:: PROBLEM TO WORK ON ::
Search the data below for the word "поддержки" and copy each line that holds it.

:: MATERIAL ::
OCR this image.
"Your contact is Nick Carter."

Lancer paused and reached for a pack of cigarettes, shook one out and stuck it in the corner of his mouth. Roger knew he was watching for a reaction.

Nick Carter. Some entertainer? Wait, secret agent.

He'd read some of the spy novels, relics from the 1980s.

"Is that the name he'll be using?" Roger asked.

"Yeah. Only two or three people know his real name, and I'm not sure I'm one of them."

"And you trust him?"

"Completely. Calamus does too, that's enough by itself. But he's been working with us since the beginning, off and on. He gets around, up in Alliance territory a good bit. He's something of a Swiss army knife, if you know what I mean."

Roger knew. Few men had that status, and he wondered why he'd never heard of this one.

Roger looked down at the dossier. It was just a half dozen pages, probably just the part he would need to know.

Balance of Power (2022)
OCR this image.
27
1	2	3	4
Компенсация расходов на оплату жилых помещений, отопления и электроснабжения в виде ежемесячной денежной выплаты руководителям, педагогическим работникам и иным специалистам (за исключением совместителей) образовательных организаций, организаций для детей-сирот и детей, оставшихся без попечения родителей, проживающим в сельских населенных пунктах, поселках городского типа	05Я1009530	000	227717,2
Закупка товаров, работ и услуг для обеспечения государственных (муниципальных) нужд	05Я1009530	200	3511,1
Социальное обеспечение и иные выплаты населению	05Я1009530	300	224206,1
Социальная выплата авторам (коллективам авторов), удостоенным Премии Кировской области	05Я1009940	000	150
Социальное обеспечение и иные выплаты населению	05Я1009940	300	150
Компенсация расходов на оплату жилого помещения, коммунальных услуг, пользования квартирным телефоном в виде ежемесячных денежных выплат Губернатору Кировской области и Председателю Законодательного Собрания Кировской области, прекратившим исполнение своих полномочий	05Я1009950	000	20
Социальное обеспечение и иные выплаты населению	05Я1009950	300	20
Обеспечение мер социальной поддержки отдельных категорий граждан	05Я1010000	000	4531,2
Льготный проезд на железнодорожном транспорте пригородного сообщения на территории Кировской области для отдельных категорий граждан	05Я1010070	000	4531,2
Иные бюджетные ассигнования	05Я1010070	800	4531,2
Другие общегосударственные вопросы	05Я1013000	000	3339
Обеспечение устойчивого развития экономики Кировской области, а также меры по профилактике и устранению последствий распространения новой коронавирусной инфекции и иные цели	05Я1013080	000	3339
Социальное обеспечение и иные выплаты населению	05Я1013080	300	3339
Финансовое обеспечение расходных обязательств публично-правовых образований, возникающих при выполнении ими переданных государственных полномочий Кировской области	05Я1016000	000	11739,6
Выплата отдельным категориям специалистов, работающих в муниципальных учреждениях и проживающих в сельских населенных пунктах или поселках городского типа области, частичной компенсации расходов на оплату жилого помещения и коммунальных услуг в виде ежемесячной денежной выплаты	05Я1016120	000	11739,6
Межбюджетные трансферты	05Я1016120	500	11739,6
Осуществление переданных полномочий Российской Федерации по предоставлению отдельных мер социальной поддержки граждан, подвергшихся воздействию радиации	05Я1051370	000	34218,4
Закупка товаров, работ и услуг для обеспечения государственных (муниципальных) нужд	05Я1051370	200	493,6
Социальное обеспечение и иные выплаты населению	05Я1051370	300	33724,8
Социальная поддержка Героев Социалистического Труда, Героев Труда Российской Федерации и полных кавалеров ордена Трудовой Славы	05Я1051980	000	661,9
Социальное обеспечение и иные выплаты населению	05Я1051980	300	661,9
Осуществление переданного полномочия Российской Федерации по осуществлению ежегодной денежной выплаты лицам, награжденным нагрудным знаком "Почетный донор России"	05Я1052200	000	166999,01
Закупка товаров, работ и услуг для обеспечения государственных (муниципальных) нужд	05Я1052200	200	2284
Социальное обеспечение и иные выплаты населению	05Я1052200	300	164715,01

:: EXERCISE RESPONSE ::
Обеспечение мер социальной поддержки отдельных категорий граждан	05Я1010000	000	4531,2
Осуществление переданных полномочий Российской Федерации по предоставлению отдельных мер социальной поддержки граждан, подвергшихся воздействию радиации	05Я1051370	000	34218,4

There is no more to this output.